▶ Records for the task
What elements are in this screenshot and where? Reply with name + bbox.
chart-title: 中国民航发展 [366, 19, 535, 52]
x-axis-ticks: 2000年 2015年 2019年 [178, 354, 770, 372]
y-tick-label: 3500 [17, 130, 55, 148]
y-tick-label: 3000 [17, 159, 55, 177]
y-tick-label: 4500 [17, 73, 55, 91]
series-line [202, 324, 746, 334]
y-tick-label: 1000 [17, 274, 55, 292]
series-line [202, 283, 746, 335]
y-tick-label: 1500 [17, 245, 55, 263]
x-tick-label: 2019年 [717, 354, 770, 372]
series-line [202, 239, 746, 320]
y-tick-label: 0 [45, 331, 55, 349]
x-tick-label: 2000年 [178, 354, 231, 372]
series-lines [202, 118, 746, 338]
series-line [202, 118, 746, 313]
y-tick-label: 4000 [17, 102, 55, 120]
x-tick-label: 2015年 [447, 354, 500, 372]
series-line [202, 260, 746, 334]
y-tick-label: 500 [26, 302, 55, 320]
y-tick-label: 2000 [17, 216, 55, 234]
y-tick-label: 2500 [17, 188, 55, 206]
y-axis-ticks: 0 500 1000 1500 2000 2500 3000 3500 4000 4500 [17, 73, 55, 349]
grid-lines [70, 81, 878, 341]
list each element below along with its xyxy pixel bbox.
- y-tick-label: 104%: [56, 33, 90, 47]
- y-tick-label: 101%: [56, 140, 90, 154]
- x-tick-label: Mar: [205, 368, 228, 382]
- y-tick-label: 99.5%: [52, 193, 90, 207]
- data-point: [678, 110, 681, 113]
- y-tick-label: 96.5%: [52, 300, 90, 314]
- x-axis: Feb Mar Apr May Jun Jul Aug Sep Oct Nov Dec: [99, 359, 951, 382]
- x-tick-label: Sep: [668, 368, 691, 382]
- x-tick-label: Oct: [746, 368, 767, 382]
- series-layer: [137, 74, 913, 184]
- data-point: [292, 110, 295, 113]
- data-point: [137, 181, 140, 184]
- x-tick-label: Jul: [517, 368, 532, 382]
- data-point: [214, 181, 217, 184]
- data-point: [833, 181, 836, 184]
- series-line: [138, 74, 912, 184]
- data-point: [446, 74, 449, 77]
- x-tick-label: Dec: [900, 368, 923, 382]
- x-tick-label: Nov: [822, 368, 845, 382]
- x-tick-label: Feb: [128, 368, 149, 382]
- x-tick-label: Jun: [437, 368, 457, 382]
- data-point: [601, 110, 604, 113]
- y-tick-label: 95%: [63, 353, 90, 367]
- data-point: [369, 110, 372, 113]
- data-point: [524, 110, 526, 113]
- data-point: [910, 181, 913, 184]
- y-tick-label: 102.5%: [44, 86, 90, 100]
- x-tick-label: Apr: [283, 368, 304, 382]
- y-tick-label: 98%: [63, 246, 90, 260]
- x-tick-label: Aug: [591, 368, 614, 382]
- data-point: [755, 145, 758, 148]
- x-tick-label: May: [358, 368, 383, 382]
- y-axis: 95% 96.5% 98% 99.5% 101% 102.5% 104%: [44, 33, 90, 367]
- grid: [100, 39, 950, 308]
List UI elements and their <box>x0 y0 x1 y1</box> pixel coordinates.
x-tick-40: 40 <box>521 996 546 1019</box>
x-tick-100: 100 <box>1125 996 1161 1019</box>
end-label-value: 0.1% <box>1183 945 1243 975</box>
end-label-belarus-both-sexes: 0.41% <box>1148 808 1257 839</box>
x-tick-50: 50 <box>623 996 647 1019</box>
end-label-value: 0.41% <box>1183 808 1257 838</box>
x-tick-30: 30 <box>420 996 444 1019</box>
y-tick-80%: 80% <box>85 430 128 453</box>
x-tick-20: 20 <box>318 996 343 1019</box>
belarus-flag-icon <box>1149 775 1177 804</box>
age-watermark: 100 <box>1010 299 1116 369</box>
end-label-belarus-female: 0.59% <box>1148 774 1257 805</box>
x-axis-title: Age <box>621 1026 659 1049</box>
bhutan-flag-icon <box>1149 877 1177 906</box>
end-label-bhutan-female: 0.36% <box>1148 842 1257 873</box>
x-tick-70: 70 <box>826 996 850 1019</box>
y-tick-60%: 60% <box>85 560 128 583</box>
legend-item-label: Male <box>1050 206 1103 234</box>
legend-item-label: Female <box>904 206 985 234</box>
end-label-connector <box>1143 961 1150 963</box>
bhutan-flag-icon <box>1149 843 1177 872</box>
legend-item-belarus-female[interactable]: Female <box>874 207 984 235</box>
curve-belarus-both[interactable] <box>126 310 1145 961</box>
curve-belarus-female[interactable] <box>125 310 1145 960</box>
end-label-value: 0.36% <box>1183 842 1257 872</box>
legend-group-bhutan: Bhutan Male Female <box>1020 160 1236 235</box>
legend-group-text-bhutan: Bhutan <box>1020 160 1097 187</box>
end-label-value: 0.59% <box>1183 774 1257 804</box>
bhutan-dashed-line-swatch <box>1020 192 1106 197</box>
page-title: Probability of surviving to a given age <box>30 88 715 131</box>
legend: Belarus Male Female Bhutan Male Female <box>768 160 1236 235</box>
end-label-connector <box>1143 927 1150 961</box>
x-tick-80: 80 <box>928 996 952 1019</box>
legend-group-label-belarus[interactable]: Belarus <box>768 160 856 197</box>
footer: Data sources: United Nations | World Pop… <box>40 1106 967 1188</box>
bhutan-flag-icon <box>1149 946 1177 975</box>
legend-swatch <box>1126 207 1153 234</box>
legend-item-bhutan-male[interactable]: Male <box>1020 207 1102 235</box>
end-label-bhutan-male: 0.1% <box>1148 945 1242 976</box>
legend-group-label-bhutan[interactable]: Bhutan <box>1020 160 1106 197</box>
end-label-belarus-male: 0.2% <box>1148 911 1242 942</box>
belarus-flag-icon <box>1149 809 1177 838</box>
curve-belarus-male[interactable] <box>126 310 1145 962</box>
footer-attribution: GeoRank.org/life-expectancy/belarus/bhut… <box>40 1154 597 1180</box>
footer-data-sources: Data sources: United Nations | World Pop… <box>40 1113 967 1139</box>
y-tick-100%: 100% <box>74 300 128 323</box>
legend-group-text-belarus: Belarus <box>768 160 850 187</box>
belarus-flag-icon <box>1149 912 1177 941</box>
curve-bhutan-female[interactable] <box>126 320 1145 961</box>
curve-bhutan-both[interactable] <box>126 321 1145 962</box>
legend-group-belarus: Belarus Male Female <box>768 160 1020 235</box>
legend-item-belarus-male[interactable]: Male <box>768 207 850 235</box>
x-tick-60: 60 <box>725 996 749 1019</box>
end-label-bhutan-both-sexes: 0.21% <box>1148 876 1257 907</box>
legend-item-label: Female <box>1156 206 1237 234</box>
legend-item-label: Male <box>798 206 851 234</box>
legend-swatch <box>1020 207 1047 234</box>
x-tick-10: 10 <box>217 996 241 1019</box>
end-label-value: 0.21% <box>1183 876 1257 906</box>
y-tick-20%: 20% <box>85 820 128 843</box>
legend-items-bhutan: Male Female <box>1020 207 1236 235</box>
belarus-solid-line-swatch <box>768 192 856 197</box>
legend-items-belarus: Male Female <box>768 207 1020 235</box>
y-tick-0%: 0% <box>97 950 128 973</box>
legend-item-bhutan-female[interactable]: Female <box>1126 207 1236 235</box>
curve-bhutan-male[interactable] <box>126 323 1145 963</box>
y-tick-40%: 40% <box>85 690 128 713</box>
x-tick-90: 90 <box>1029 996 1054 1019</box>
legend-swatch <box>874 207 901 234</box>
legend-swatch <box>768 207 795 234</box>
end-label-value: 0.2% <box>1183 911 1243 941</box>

▶ Your instructions
Format every line of the entries above as a JSON list of strings, with one string per line and blank lines omitted.

▶ Answer for the task
[
  "What elements are in this screenshot and where? Reply with name + bbox.",
  "chart-title: 中国民航发展 [366, 19, 535, 52]",
  "x-axis-ticks: 2000年 2015年 2019年 [178, 354, 770, 372]",
  "y-tick-label: 3500 [17, 130, 55, 148]",
  "y-tick-label: 3000 [17, 159, 55, 177]",
  "y-tick-label: 4500 [17, 73, 55, 91]",
  "series-line [202, 324, 746, 334]",
  "y-tick-label: 1000 [17, 274, 55, 292]",
  "series-line [202, 283, 746, 335]",
  "y-tick-label: 1500 [17, 245, 55, 263]",
  "x-tick-label: 2019年 [717, 354, 770, 372]",
  "series-line [202, 239, 746, 320]",
  "y-tick-label: 0 [45, 331, 55, 349]",
  "x-tick-label: 2000年 [178, 354, 231, 372]",
  "series-lines [202, 118, 746, 338]",
  "series-line [202, 118, 746, 313]",
  "y-tick-label: 4000 [17, 102, 55, 120]",
  "x-tick-label: 2015年 [447, 354, 500, 372]",
  "series-line [202, 260, 746, 334]",
  "y-tick-label: 500 [26, 302, 55, 320]",
  "y-tick-label: 2000 [17, 216, 55, 234]",
  "y-tick-label: 2500 [17, 188, 55, 206]",
  "y-axis-ticks: 0 500 1000 1500 2000 2500 3000 3500 4000 4500 [17, 73, 55, 349]",
  "grid-lines [70, 81, 878, 341]",
  "list each element below along with its xyxy pixel bbox.",
  "- y-tick-label: 104%: [56, 33, 90, 47]",
  "- y-tick-label: 101%: [56, 140, 90, 154]",
  "- x-tick-label: Mar: [205, 368, 228, 382]",
  "- y-tick-label: 99.5%: [52, 193, 90, 207]",
  "- data-point: [678, 110, 681, 113]",
  "- y-tick-label: 96.5%: [52, 300, 90, 314]",
  "- x-axis: Feb Mar Apr May Jun Jul Aug Sep Oct Nov Dec: [99, 359, 951, 382]",
  "- x-tick-label: Sep: [668, 368, 691, 382]",
  "- x-tick-label: Oct: [746, 368, 767, 382]",
  "- series-layer: [137, 74, 913, 184]",
  "- data-point: [292, 110, 295, 113]",
  "- data-point: [137, 181, 140, 184]",
  "- x-tick-label: Jul: [517, 368, 532, 382]",
  "- data-point: [214, 181, 217, 184]",
  "- data-point: [833, 181, 836, 184]",
  "- series-line: [138, 74, 912, 184]",
  "- data-point: [446, 74, 449, 77]",
  "- x-tick-label: Dec: [900, 368, 923, 382]",
  "- x-tick-label: Nov: [822, 368, 845, 382]",
  "- x-tick-label: Feb: [128, 368, 149, 382]",
  "- x-tick-label: Jun: [437, 368, 457, 382]",
  "- data-point: [601, 110, 604, 113]",
  "- y-tick-label: 95%: [63, 353, 90, 367]",
  "- data-point: [369, 110, 372, 113]",
  "- data-point: [524, 110, 526, 113]",
  "- data-point: [910, 181, 913, 184]",
  "- y-tick-label: 102.5%: [44, 86, 90, 100]",
  "- x-tick-label: Apr: [283, 368, 304, 382]",
  "- y-tick-label: 98%: [63, 246, 90, 260]",
  "- x-tick-label: Aug: [591, 368, 614, 382]",
  "- data-point: [755, 145, 758, 148]",
  "- x-tick-label: May: [358, 368, 383, 382]",
  "- y-axis: 95% 96.5% 98% 99.5% 101% 102.5% 104%: [44, 33, 90, 367]",
  "- grid: [100, 39, 950, 308]",
  "List UI elements and their <box>x0 y0 x1 y1</box> pixel coordinates.",
  "x-tick-40: 40 <box>521 996 546 1019</box>",
  "x-tick-100: 100 <box>1125 996 1161 1019</box>",
  "end-label-value: 0.1% <box>1183 945 1243 975</box>",
  "end-label-belarus-both-sexes: 0.41% <box>1148 808 1257 839</box>",
  "x-tick-50: 50 <box>623 996 647 1019</box>",
  "end-label-value: 0.41% <box>1183 808 1257 838</box>",
  "x-tick-30: 30 <box>420 996 444 1019</box>",
  "y-tick-80%: 80% <box>85 430 128 453</box>",
  "x-tick-20: 20 <box>318 996 343 1019</box>",
  "belarus-flag-icon <box>1149 775 1177 804</box>",
  "age-watermark: 100 <box>1010 299 1116 369</box>",
  "end-label-belarus-female: 0.59% <box>1148 774 1257 805</box>",
  "x-axis-title: Age <box>621 1026 659 1049</box>",
  "bhutan-flag-icon <box>1149 877 1177 906</box>",
  "end-label-bhutan-female: 0.36% <box>1148 842 1257 873</box>",
  "x-tick-70: 70 <box>826 996 850 1019</box>",
  "y-tick-60%: 60% <box>85 560 128 583</box>",
  "legend-item-label: Male <box>1050 206 1103 234</box>",
  "legend-item-label: Female <box>904 206 985 234</box>",
  "end-label-connector <box>1143 961 1150 963</box>",
  "bhutan-flag-icon <box>1149 843 1177 872</box>",
  "legend-item-belarus-female[interactable]: Female <box>874 207 984 235</box>",
  "curve-belarus-both[interactable] <box>126 310 1145 961</box>",
  "curve-belarus-female[interactable] <box>125 310 1145 960</box>",
  "end-label-value: 0.36% <box>1183 842 1257 872</box>",
  "legend-group-bhutan: Bhutan Male Female <box>1020 160 1236 235</box>",
  "legend-group-text-bhutan: Bhutan <box>1020 160 1097 187</box>",
  "end-label-value: 0.59% <box>1183 774 1257 804</box>",
  "bhutan-dashed-line-swatch <box>1020 192 1106 197</box>",
  "page-title: Probability of surviving to a given age <box>30 88 715 131</box>",
  "legend: Belarus Male Female Bhutan Male Female <box>768 160 1236 235</box>",
  "end-label-connector <box>1143 927 1150 961</box>",
  "x-tick-80: 80 <box>928 996 952 1019</box>",
  "legend-group-label-belarus[interactable]: Belarus <box>768 160 856 197</box>",
  "footer: Data sources: United Nations | World Pop… <box>40 1106 967 1188</box>",
  "bhutan-flag-icon <box>1149 946 1177 975</box>",
  "legend-swatch <box>1126 207 1153 234</box>",
  "legend-item-bhutan-male[interactable]: Male <box>1020 207 1102 235</box>",
  "end-label-bhutan-male: 0.1% <box>1148 945 1242 976</box>",
  "legend-group-label-bhutan[interactable]: Bhutan <box>1020 160 1106 197</box>",
  "end-label-belarus-male: 0.2% <box>1148 911 1242 942</box>",
  "belarus-flag-icon <box>1149 809 1177 838</box>",
  "curve-belarus-male[interactable] <box>126 310 1145 962</box>",
  "footer-attribution: GeoRank.org/life-expectancy/belarus/bhut… <box>40 1154 597 1180</box>",
  "footer-data-sources: Data sources: United Nations | World Pop… <box>40 1113 967 1139</box>",
  "y-tick-100%: 100% <box>74 300 128 323</box>",
  "legend-group-text-belarus: Belarus <box>768 160 850 187</box>",
  "belarus-flag-icon <box>1149 912 1177 941</box>",
  "curve-bhutan-female[interactable] <box>126 320 1145 961</box>",
  "curve-bhutan-both[interactable] <box>126 321 1145 962</box>",
  "legend-group-belarus: Belarus Male Female <box>768 160 1020 235</box>",
  "legend-item-belarus-male[interactable]: Male <box>768 207 850 235</box>",
  "x-tick-60: 60 <box>725 996 749 1019</box>",
  "end-label-bhutan-both-sexes: 0.21% <box>1148 876 1257 907</box>",
  "legend-item-label: Female <box>1156 206 1237 234</box>",
  "legend-item-label: Male <box>798 206 851 234</box>",
  "legend-swatch <box>1020 207 1047 234</box>",
  "x-tick-10: 10 <box>217 996 241 1019</box>",
  "end-label-value: 0.21% <box>1183 876 1257 906</box>",
  "y-tick-20%: 20% <box>85 820 128 843</box>",
  "legend-items-bhutan: Male Female <box>1020 207 1236 235</box>",
  "belarus-solid-line-swatch <box>768 192 856 197</box>",
  "legend-items-belarus: Male Female <box>768 207 1020 235</box>",
  "y-tick-0%: 0% <box>97 950 128 973</box>",
  "legend-item-bhutan-female[interactable]: Female <box>1126 207 1236 235</box>",
  "curve-bhutan-male[interactable] <box>126 323 1145 963</box>",
  "y-tick-40%: 40% <box>85 690 128 713</box>",
  "x-tick-90: 90 <box>1029 996 1054 1019</box>",
  "legend-swatch <box>874 207 901 234</box>",
  "legend-swatch <box>768 207 795 234</box>",
  "end-label-value: 0.2% <box>1183 911 1243 941</box>"
]